Given task: Determine how many lines of the material hold the string "brief" and reply with only that number.

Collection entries
────────────────────

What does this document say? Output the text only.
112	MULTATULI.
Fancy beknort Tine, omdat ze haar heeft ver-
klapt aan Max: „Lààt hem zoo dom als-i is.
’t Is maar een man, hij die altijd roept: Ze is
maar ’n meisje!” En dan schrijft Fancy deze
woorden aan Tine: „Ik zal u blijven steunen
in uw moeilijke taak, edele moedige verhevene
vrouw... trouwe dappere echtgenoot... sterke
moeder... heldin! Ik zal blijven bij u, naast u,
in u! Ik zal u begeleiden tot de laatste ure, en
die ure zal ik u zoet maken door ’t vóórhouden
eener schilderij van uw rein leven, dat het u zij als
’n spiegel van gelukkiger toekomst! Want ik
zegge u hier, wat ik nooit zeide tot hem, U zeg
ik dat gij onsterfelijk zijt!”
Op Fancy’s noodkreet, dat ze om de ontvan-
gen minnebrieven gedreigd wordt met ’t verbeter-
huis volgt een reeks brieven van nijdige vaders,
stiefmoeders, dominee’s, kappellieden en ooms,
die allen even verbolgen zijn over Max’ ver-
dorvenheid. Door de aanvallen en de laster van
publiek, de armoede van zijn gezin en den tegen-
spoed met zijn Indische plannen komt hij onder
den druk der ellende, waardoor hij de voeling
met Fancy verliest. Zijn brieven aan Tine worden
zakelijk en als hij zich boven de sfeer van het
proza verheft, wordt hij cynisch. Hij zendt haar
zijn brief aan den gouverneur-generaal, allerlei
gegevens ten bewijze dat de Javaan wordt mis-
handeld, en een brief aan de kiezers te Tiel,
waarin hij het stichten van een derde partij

────────────────────

Complete response: 2